# [EXTRACT PROVIDED]
===

# What happens to Fido when you break down in France?



## KeithChesterfield (Mar 12, 2010)

This question was asked on Tripadvisor and I wondered if anyone had broken down when abroad and had to be brought back by recovery services - 

'Has anyone had any experience of driving with dogs in France for holidays?

We've done this before and are due to spend a couple of weeks again shortly, but it has occurred to me that our European vehicle breakdown cover does not cover dogs, i.e. in the event our car breaks down and can't be fixed, humans will be brought back to UK if necessary, but technically the dogs would not. Dogs are also insured for health issues with a UK insurance company but once again it does not seem to cover the possibility of getting our dogs back.'


Any thoughts or experiences of this?


----------



## javea (Jun 8, 2007)

This was posted on another forum but I have not checked with ADAC.

I had a caravanner contact me last week he had 3 dogs and when he checked cover for dogs he could only get cover to European port and from the UK port to home. Nothing for getting 3 dogs across the channel. He asked ADAC and they said they would cover the whole way for all three dogs, him and his wife including The Channel Crossing.. 

Mike


----------



## 91502 (May 1, 2005)

Hi
When my parents broke down n France they were given a hire car ( had to swap it at Calais ) and thevMH arrived 10 days later on a recovery truck.
James


----------

===

Saved items
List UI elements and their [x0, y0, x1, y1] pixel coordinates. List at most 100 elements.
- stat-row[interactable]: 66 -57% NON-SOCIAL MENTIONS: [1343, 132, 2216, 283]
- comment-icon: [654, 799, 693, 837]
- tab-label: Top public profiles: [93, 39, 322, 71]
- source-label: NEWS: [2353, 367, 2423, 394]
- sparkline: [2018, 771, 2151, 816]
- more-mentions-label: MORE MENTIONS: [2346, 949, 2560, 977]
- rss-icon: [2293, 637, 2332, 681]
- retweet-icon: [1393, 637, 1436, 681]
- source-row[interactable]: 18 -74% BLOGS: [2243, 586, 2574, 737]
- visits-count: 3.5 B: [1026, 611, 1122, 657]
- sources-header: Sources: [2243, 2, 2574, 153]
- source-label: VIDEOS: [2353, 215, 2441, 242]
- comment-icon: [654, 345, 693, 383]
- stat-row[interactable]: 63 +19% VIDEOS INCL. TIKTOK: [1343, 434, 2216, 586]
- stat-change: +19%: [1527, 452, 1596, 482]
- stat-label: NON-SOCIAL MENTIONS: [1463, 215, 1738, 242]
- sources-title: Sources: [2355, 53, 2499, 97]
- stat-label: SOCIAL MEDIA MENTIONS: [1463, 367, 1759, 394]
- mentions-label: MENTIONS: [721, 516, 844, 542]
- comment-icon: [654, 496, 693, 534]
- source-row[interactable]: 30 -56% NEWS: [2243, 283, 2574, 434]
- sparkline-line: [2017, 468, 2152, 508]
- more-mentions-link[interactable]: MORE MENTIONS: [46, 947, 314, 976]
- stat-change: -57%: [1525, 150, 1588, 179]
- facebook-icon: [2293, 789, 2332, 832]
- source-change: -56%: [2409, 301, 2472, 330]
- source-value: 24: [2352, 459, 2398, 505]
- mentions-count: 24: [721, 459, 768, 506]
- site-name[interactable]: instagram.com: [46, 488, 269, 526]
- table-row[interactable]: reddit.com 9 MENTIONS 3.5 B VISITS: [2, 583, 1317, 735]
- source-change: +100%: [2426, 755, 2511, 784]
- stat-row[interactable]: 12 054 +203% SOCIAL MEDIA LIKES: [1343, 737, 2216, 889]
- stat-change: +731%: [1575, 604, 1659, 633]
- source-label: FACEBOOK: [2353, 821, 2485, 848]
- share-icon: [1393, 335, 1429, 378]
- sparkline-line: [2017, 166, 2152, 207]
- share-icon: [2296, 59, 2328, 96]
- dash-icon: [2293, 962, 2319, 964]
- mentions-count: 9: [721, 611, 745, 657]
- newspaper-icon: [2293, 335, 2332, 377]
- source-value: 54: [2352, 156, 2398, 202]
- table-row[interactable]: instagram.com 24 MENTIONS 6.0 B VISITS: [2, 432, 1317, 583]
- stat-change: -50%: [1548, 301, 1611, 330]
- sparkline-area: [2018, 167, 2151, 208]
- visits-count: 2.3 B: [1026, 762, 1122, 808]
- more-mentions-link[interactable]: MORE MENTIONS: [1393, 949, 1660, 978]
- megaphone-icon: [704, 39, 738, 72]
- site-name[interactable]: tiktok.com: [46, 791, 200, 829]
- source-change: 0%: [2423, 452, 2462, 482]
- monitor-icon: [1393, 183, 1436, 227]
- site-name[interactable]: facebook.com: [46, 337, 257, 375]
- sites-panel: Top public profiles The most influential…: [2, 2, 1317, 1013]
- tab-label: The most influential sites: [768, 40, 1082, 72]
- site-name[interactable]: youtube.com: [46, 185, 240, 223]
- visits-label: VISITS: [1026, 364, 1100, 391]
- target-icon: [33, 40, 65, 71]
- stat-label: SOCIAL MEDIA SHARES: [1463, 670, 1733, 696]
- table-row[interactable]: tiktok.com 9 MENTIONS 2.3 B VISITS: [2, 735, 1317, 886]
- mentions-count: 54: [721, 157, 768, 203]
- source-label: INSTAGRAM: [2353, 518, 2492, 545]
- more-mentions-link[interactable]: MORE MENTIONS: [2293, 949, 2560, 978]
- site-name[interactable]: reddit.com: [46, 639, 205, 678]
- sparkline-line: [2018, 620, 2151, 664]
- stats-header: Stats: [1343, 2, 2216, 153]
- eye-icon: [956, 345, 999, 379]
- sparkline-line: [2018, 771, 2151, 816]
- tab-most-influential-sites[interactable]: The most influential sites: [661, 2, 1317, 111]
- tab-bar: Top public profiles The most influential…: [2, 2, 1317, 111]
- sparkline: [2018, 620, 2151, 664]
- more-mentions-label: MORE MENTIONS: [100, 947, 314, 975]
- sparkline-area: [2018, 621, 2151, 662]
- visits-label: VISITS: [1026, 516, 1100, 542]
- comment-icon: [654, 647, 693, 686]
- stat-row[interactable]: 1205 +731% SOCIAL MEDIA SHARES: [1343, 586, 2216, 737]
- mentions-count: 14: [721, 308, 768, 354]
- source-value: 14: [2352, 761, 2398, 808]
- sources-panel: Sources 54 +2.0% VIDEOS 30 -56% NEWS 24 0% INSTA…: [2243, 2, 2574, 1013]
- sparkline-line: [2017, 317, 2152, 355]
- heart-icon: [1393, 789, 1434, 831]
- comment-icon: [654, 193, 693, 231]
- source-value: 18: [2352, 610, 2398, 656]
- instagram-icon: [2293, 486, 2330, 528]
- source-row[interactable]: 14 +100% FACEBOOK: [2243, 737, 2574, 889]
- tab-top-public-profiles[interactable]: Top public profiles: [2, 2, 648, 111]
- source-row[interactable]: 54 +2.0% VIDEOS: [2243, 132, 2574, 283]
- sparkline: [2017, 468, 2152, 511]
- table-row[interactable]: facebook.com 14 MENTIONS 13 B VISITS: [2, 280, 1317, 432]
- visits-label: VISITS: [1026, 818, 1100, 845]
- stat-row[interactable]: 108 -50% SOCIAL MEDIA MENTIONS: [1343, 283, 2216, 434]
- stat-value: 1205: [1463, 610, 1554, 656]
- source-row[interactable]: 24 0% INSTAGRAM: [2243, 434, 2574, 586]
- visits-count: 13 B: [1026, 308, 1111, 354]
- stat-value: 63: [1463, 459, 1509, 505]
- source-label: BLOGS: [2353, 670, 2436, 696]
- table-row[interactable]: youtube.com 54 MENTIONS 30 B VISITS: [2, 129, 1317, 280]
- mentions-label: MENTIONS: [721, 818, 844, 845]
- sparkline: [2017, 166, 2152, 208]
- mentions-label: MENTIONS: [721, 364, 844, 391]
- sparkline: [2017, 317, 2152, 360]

===

# [THINGS TO DO]
1 > Repeat word for word everything in the forum thread on breaking down in France from "## javea (Jun" down to "The Channel Crossing..".
2 > In the forum thread, which company told the caravanner with three dogs that it would cover the whole trip, including the Channel crossing?
Answer from the forum thread alone, not from the rows.

# [THE SOLUTIONS]
1 >
## javea (Jun 8, 2007)

This was posted on another forum but I have not checked with ADAC.

I had a caravanner contact me last week he had 3 dogs and when he checked cover for dogs he could only get cover to European port and from the UK port to home. Nothing for getting 3 dogs across the channel. He asked ADAC and they said they would cover the whole way for all three dogs, him and his wife including The Channel Crossing..

2 > ADAC